Element box annotations:
________________________________________
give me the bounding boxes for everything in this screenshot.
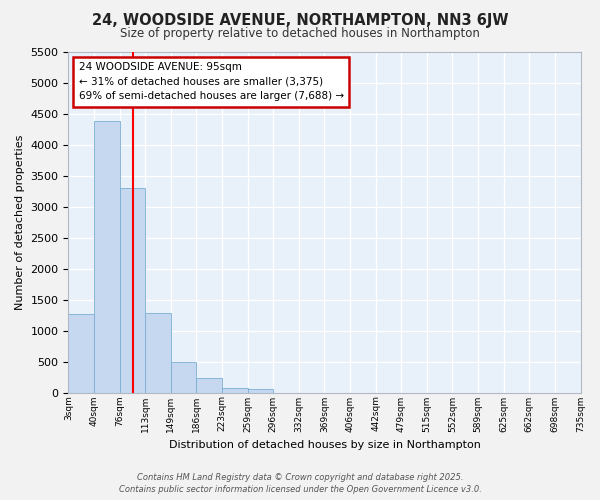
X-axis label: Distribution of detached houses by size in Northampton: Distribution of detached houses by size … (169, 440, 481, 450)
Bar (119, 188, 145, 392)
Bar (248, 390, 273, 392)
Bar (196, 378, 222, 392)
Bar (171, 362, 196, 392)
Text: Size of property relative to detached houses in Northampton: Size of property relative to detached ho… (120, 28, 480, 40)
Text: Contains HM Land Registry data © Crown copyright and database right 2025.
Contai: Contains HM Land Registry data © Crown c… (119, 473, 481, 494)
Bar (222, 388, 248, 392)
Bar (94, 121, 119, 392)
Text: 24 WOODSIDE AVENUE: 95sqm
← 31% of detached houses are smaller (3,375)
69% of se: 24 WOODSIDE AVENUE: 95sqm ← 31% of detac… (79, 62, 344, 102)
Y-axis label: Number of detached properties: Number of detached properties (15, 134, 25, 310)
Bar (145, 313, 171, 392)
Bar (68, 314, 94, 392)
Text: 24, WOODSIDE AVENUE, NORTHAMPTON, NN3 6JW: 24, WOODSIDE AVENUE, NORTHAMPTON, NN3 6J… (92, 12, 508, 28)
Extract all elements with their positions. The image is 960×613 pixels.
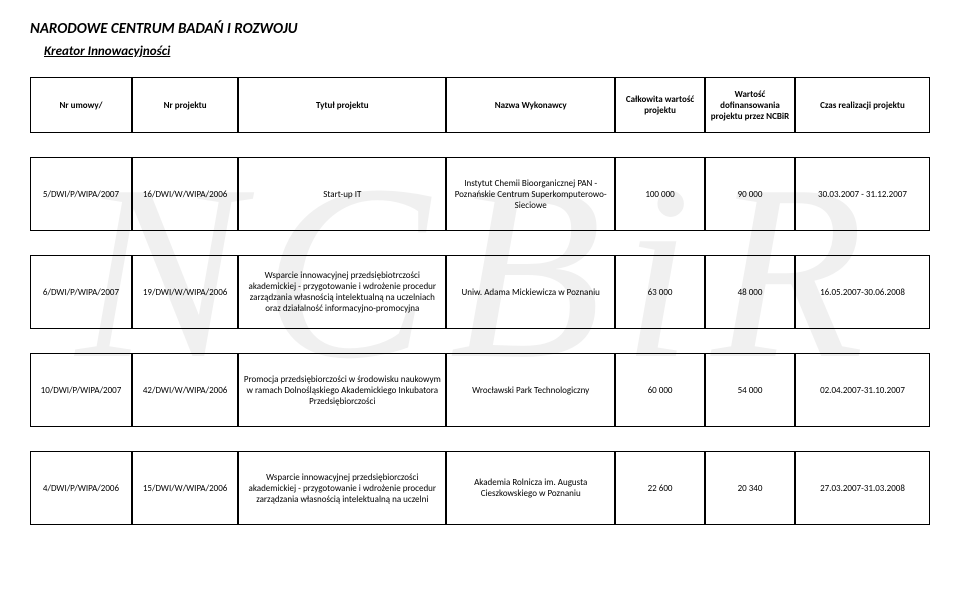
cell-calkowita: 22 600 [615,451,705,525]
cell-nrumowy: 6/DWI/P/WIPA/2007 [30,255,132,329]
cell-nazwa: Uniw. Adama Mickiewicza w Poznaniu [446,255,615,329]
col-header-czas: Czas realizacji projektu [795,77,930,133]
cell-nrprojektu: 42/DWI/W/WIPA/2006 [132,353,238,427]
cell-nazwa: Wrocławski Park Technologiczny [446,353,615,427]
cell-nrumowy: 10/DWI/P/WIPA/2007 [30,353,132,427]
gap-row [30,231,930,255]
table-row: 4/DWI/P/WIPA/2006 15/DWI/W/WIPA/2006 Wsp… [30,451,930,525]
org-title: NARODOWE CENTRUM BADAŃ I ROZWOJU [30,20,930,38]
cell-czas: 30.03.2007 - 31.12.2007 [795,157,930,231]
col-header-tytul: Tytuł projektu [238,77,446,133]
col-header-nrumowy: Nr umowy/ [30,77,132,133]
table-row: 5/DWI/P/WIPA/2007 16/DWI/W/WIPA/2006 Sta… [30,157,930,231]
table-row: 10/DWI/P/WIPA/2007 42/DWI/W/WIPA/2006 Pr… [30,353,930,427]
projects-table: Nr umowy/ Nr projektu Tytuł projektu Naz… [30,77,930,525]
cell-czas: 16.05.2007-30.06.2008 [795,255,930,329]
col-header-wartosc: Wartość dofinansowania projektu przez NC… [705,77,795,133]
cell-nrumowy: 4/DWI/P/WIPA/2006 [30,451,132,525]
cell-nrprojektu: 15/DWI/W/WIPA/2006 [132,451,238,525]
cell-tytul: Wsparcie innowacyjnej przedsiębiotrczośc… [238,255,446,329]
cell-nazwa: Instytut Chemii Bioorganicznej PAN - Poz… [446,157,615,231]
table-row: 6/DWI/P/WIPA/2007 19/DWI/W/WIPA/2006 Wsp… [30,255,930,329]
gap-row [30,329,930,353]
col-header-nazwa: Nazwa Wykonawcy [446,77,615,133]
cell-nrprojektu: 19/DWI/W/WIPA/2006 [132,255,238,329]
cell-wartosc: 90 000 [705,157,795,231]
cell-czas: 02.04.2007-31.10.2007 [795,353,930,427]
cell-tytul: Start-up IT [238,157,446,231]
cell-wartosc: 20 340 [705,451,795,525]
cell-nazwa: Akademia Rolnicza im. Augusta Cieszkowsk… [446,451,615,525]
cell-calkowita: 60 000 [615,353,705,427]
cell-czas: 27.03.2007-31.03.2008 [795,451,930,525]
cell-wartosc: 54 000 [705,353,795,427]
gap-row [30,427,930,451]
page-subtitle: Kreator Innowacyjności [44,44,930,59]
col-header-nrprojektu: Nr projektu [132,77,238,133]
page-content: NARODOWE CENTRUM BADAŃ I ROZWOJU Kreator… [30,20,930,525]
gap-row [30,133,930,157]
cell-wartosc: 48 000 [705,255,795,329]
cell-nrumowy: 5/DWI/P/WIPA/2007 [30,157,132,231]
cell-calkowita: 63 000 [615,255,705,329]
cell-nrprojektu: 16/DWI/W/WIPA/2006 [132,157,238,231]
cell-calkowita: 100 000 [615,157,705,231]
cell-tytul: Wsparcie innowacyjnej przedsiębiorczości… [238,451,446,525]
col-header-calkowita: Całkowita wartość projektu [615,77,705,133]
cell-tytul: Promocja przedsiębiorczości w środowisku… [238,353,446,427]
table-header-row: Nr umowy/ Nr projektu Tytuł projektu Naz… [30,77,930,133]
________________________________________
◆ **SET EXERCISE**
Put every line of the rows above into a Markdown table with two columns, n for the line number and Line for the line itself, skipping any blank lines. Leave the pictures out.

◆ **ANSWER FOR THE TASK**
| n | Line |
|---|---|
| 1 | give me the bounding boxes for everything in this screenshot. |
| 2 | X-axis label: Distribution of detached houses by size in Northampton: Distribution of detached houses by size … (169, 440, 481, 450) |
| 3 | Bar (119, 188, 145, 392) |
| 4 | Bar (248, 390, 273, 392) |
| 5 | Bar (196, 378, 222, 392) |
| 6 | Bar (171, 362, 196, 392) |
| 7 | Text: Size of property relative to detached houses in Northampton: Size of property relative to detached ho… (120, 28, 480, 40) |
| 8 | Text: Contains HM Land Registry data © Crown copyright and database right 2025. |
| 9 | Contai: Contains HM Land Registry data © Crown c… (119, 473, 481, 494) |
| 10 | Bar (222, 388, 248, 392) |
| 11 | Bar (94, 121, 119, 392) |
| 12 | Text: 24 WOODSIDE AVENUE: 95sqm |
| 13 | ← 31% of detached houses are smaller (3,375) |
| 14 | 69% of se: 24 WOODSIDE AVENUE: 95sqm ← 31% of detac… (79, 62, 344, 102) |
| 15 | Y-axis label: Number of detached properties: Number of detached properties (15, 134, 25, 310) |
| 16 | Bar (145, 313, 171, 392) |
| 17 | Bar (68, 314, 94, 392) |
| 18 | Text: 24, WOODSIDE AVENUE, NORTHAMPTON, NN3 6JW: 24, WOODSIDE AVENUE, NORTHAMPTON, NN3 6J… (92, 12, 508, 28) |
| 19 | Extract all elements with their positions. The image is 960×613 pixels. |
| 20 | cell-calkowita: 22 600 [615,451,705,525] |
| 21 | cell-nrumowy: 6/DWI/P/WIPA/2007 [30,255,132,329] |
| 22 | cell-nazwa: Uniw. Adama Mickiewicza w Poznaniu [446,255,615,329] |
| 23 | col-header-czas: Czas realizacji projektu [795,77,930,133] |
| 24 | cell-nrprojektu: 42/DWI/W/WIPA/2006 [132,353,238,427] |
| 25 | cell-nazwa: Wrocławski Park Technologiczny [446,353,615,427] |
| 26 | cell-nrumowy: 10/DWI/P/WIPA/2007 [30,353,132,427] |
| 27 | gap-row [30,231,930,255] |
| 28 | table-row: 4/DWI/P/WIPA/2006 15/DWI/W/WIPA/2006 Wsp… [30,451,930,525] |
| 29 | org-title: NARODOWE CENTRUM BADAŃ I ROZWOJU [30,20,930,38] |
| 30 | cell-czas: 30.03.2007 - 31.12.2007 [795,157,930,231] |
| 31 | col-header-tytul: Tytuł projektu [238,77,446,133] |
| 32 | col-header-nrumowy: Nr umowy/ [30,77,132,133] |
| 33 | table-row: 5/DWI/P/WIPA/2007 16/DWI/W/WIPA/2006 Sta… [30,157,930,231] |
| 34 | table-row: 10/DWI/P/WIPA/2007 42/DWI/W/WIPA/2006 Pr… [30,353,930,427] |
| 35 | projects-table: Nr umowy/ Nr projektu Tytuł projektu Naz… [30,77,930,525] |
| 36 | cell-czas: 16.05.2007-30.06.2008 [795,255,930,329] |
| 37 | col-header-wartosc: Wartość dofinansowania projektu przez NC… [705,77,795,133] |
| 38 | cell-nrumowy: 4/DWI/P/WIPA/2006 [30,451,132,525] |
| 39 | cell-nrprojektu: 15/DWI/W/WIPA/2006 [132,451,238,525] |
| 40 | cell-tytul: Wsparcie innowacyjnej przedsiębiotrczośc… [238,255,446,329] |
| 41 | cell-nazwa: Instytut Chemii Bioorganicznej PAN - Poz… [446,157,615,231] |
| 42 | table-row: 6/DWI/P/WIPA/2007 19/DWI/W/WIPA/2006 Wsp… [30,255,930,329] |
| 43 | gap-row [30,329,930,353] |
| 44 | col-header-nazwa: Nazwa Wykonawcy [446,77,615,133] |
| 45 | cell-nrprojektu: 19/DWI/W/WIPA/2006 [132,255,238,329] |
| 46 | cell-wartosc: 90 000 [705,157,795,231] |
| 47 | cell-czas: 02.04.2007-31.10.2007 [795,353,930,427] |
| 48 | cell-tytul: Start-up IT [238,157,446,231] |
| 49 | cell-wartosc: 20 340 [705,451,795,525] |
| 50 | cell-nazwa: Akademia Rolnicza im. Augusta Cieszkowsk… [446,451,615,525] |
| 51 | cell-calkowita: 60 000 [615,353,705,427] |
| 52 | cell-czas: 27.03.2007-31.03.2008 [795,451,930,525] |
| 53 | cell-wartosc: 54 000 [705,353,795,427] |
| 54 | gap-row [30,427,930,451] |
| 55 | page-subtitle: Kreator Innowacyjności [44,44,930,59] |
| 56 | col-header-nrprojektu: Nr projektu [132,77,238,133] |
| 57 | page-content: NARODOWE CENTRUM BADAŃ I ROZWOJU Kreator… [30,20,930,525] |
| 58 | gap-row [30,133,930,157] |
| 59 | cell-wartosc: 48 000 [705,255,795,329] |
| 60 | cell-nrumowy: 5/DWI/P/WIPA/2007 [30,157,132,231] |
| 61 | cell-calkowita: 63 000 [615,255,705,329] |
| 62 | cell-nrprojektu: 16/DWI/W/WIPA/2006 [132,157,238,231] |
| 63 | cell-calkowita: 100 000 [615,157,705,231] |
| 64 | cell-tytul: Wsparcie innowacyjnej przedsiębiorczości… [238,451,446,525] |
| 65 | col-header-calkowita: Całkowita wartość projektu [615,77,705,133] |
| 66 | cell-tytul: Promocja przedsiębiorczości w środowisku… [238,353,446,427] |
| 67 | table-header-row: Nr umowy/ Nr projektu Tytuł projektu Naz… [30,77,930,133] |